▶ [WRITTEN EXERCISE]
Without the pictures, write out all the lines below exactly as they appear.

Some records:
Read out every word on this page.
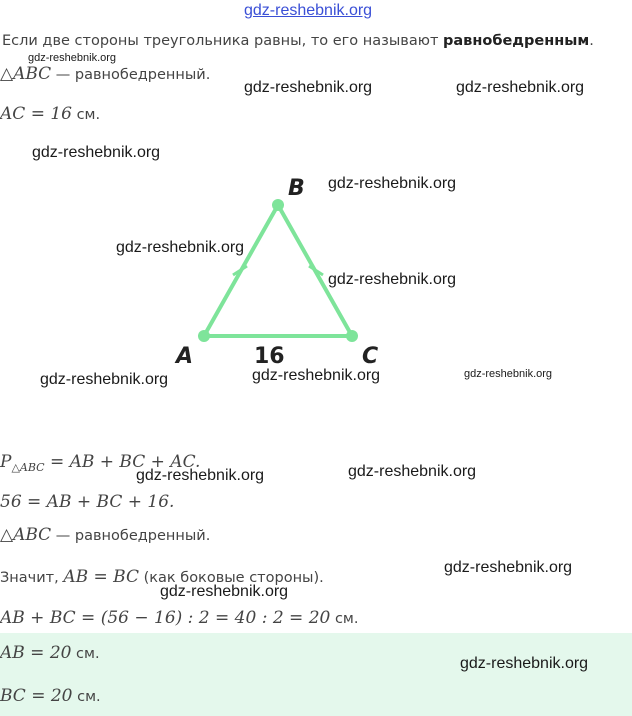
gdz-reshebnik.org
Если две стороны треугольника равны, то его называют равнобедренным.
gdz-reshebnik.org
△ABC — равнобедренный.
gdz-reshebnik.org	gdz-reshebnik.org
AC = 16 см.
gdz-reshebnik.org
B
A	C
16
gdz-reshebnik.org
gdz-reshebnik.org
gdz-reshebnik.org
gdz-reshebnik.org	gdz-reshebnik.org	gdz-reshebnik.org
$P_{\triangle ABC}$ = AB + BC + AC.
gdz-reshebnik.org	gdz-reshebnik.org
56 = AB + BC + 16.
△ABC — равнобедренный.
Значит, AB = BC (как боковые стороны).
gdz-reshebnik.org
gdz-reshebnik.org
AB + BC = (56 − 16) : 2 = 40 : 2 = 20 см.
AB = 20 см.
gdz-reshebnik.org
BC = 20 см.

▶ [SOLUTION FOR THIS EXERCISE]
Read out every word on this page.
gdz-reshebnik.org
Если две стороны треугольника равны, то его называют равнобедренным.
gdz-reshebnik.org
△ABC — равнобедренный.
gdz-reshebnik.org	gdz-reshebnik.org
AC = 16 см.
gdz-reshebnik.org
B
A	C
16
gdz-reshebnik.org
gdz-reshebnik.org
gdz-reshebnik.org
gdz-reshebnik.org	gdz-reshebnik.org	gdz-reshebnik.org
$P_{\triangle ABC}$ = AB + BC + AC.
gdz-reshebnik.org	gdz-reshebnik.org
56 = AB + BC + 16.
△ABC — равнобедренный.
Значит, AB = BC (как боковые стороны).
gdz-reshebnik.org
gdz-reshebnik.org
AB + BC = (56 − 16) : 2 = 40 : 2 = 20 см.
AB = 20 см.
gdz-reshebnik.org
BC = 20 см.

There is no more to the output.